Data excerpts
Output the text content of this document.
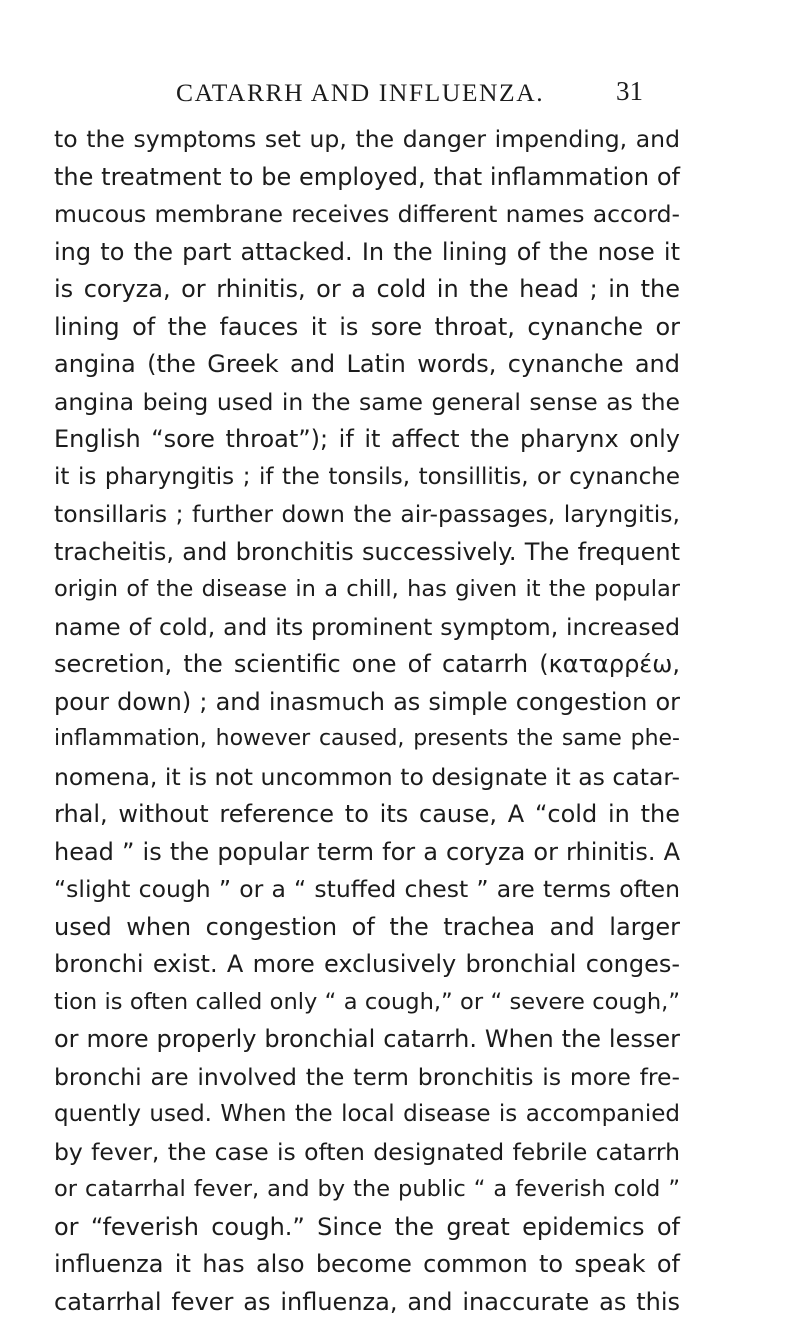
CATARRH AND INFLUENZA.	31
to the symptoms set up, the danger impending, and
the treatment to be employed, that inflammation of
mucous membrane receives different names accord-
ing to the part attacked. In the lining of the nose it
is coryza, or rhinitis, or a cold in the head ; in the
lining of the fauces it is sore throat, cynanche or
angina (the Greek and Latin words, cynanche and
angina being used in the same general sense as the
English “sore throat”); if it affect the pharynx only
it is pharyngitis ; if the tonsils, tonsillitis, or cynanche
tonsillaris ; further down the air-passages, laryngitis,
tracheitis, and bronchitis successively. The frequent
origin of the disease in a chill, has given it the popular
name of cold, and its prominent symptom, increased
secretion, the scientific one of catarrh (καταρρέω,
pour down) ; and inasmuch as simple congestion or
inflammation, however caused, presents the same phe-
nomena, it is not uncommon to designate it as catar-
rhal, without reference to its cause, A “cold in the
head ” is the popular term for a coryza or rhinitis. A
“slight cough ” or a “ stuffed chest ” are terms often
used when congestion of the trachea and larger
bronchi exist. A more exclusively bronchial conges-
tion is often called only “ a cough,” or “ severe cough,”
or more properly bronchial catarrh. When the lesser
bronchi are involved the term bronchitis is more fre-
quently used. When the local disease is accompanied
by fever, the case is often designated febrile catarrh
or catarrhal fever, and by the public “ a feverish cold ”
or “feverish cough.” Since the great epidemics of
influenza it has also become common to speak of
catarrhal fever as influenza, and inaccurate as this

...

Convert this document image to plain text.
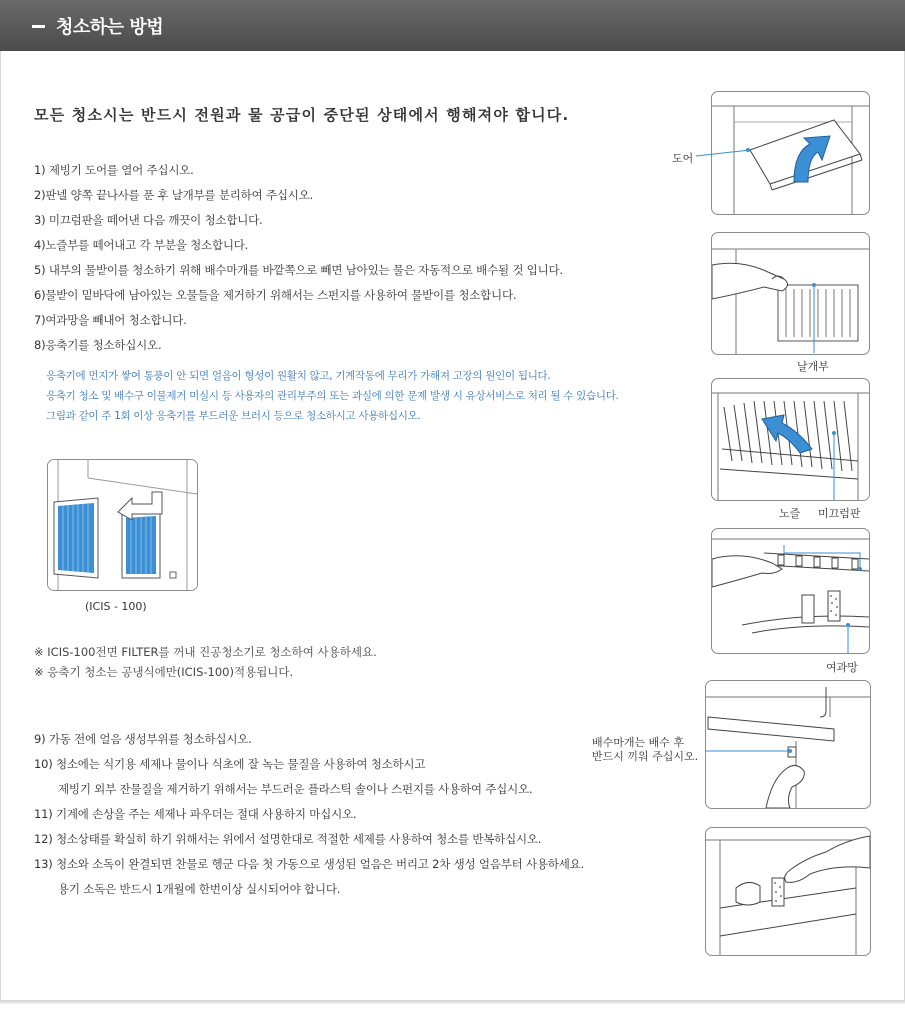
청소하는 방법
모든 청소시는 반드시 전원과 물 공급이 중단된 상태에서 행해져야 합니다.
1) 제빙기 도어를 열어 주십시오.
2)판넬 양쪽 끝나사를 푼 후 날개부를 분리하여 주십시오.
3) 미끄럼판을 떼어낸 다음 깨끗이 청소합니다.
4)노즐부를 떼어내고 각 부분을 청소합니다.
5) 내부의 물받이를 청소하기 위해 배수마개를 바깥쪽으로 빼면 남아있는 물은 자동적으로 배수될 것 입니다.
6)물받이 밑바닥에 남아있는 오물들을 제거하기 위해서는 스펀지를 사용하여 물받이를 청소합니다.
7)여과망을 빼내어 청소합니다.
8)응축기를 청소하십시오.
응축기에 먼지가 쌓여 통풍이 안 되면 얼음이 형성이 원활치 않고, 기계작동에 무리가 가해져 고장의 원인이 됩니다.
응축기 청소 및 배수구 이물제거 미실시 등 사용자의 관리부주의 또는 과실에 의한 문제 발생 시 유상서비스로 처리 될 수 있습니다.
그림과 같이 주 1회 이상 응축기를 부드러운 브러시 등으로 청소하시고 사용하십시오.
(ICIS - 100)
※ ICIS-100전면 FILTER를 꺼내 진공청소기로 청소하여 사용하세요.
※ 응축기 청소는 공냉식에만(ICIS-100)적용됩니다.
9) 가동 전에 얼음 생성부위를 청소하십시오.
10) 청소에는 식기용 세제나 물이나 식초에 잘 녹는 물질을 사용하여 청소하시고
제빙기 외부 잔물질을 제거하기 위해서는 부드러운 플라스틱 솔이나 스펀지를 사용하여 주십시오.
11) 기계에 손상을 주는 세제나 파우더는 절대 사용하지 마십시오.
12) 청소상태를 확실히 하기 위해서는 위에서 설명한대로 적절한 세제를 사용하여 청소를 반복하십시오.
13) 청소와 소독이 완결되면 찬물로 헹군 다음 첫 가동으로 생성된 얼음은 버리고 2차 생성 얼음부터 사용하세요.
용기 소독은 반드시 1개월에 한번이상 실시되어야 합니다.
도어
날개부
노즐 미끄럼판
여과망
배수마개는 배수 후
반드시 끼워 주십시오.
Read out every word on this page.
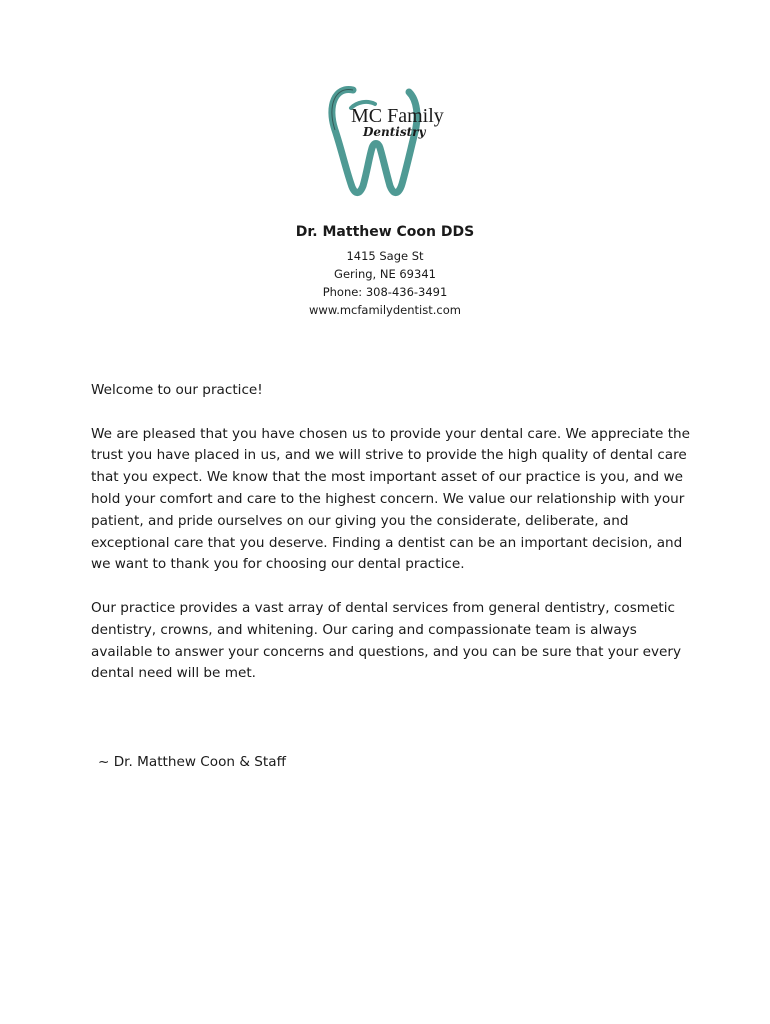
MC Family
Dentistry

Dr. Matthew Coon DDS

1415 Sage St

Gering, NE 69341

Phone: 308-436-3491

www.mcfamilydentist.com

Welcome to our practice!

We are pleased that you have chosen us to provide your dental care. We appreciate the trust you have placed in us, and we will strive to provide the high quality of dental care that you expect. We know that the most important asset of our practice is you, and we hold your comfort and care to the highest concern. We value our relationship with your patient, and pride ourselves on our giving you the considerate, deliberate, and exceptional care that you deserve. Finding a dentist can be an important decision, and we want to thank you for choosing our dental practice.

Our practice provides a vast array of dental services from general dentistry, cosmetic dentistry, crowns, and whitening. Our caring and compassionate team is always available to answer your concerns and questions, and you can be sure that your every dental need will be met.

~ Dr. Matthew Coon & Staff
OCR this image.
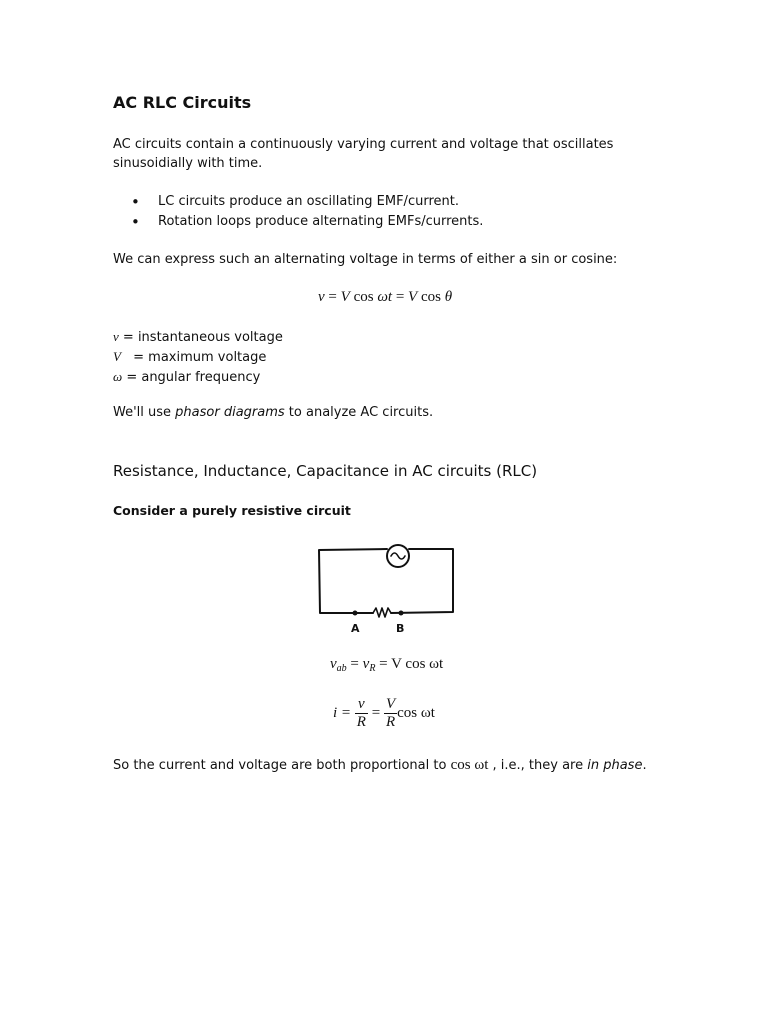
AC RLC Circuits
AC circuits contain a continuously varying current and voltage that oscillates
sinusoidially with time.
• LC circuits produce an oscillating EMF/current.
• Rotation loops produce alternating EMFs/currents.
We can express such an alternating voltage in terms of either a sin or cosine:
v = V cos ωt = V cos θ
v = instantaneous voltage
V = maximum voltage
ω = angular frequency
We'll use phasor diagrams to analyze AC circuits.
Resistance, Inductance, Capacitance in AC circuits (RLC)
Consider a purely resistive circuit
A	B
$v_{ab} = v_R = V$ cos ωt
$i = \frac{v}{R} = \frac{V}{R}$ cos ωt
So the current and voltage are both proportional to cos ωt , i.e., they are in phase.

...

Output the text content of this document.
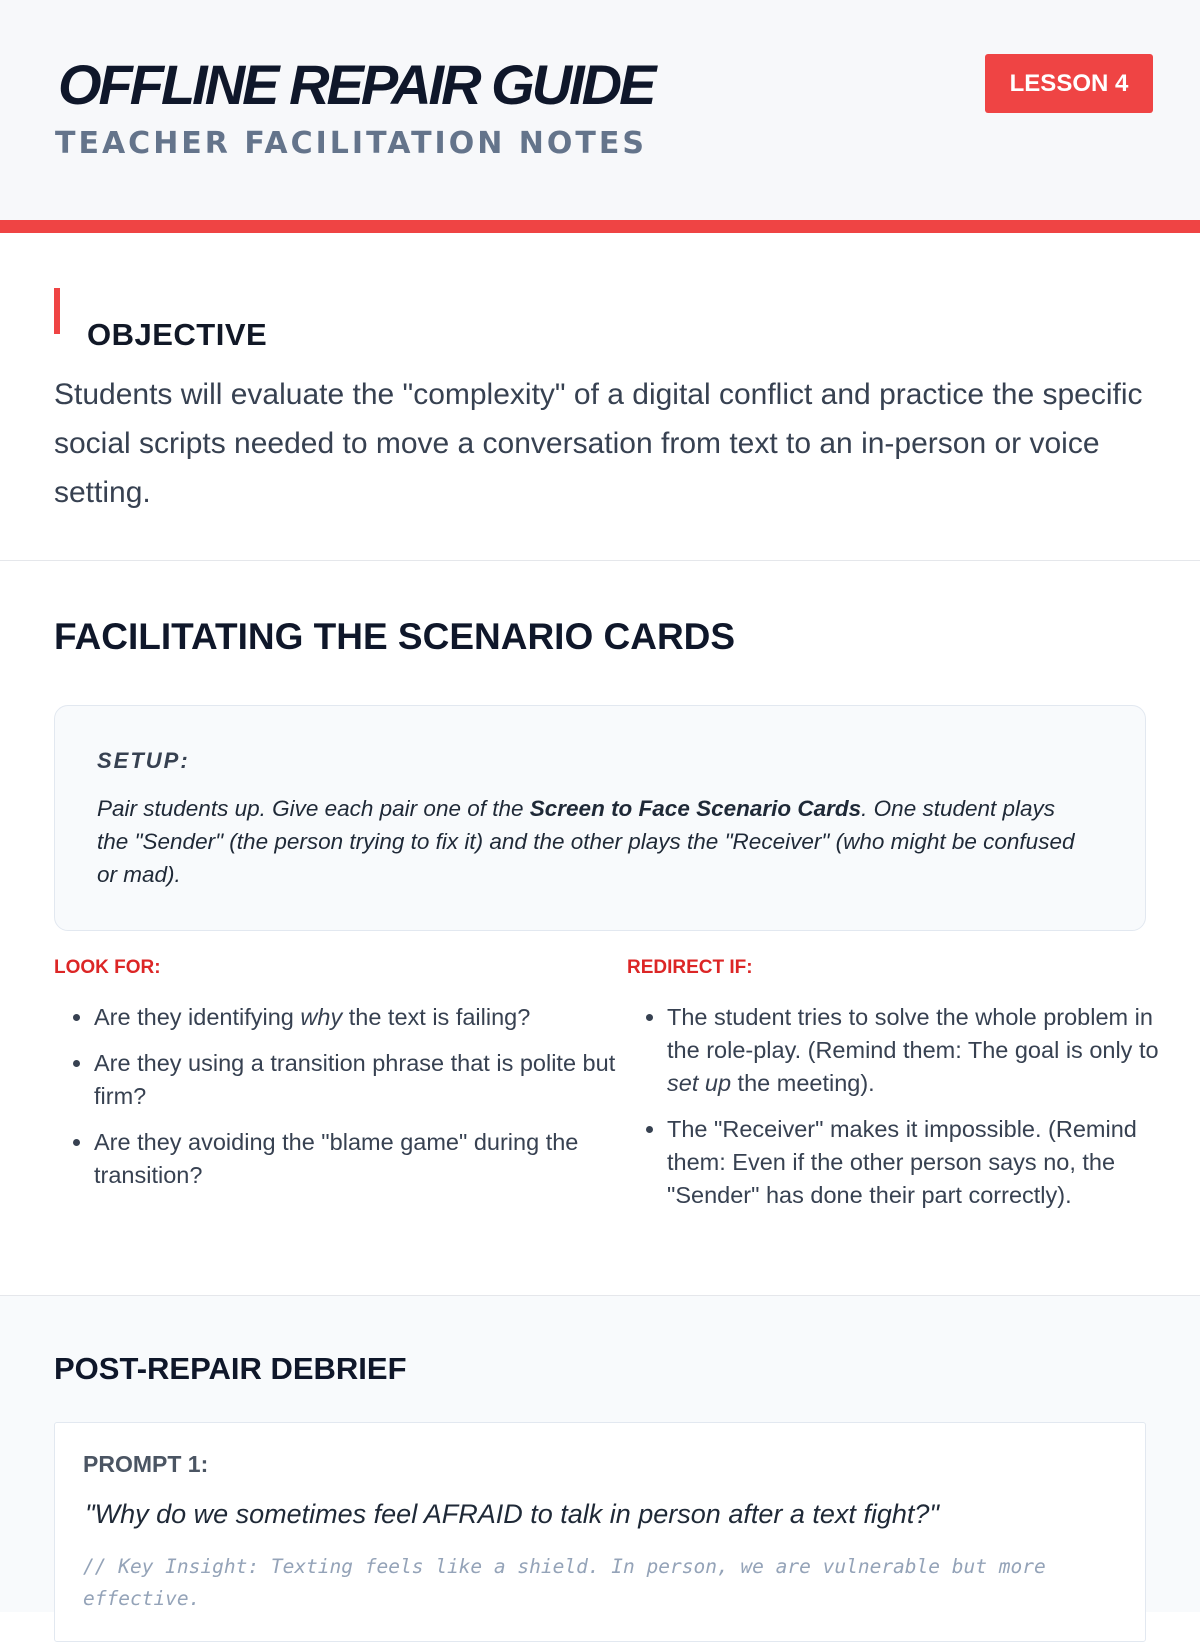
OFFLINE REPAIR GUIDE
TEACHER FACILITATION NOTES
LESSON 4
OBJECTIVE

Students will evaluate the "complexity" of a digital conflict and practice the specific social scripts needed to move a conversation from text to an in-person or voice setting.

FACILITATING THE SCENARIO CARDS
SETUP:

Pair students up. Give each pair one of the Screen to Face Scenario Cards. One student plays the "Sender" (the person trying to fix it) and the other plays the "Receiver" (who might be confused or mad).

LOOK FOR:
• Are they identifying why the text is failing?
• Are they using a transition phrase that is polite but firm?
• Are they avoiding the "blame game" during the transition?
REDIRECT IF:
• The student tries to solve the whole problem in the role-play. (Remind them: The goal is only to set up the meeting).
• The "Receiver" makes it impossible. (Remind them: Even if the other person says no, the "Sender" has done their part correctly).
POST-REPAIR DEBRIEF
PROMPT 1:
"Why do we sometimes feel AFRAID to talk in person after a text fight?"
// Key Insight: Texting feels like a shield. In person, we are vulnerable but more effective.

• **Short problem**
Look above for lines with the word "rhinitis" and copy them all.

• **Result of the task**
is coryza, or rhinitis, or a cold in the head ; in the
head ” is the popular term for a coryza or rhinitis. A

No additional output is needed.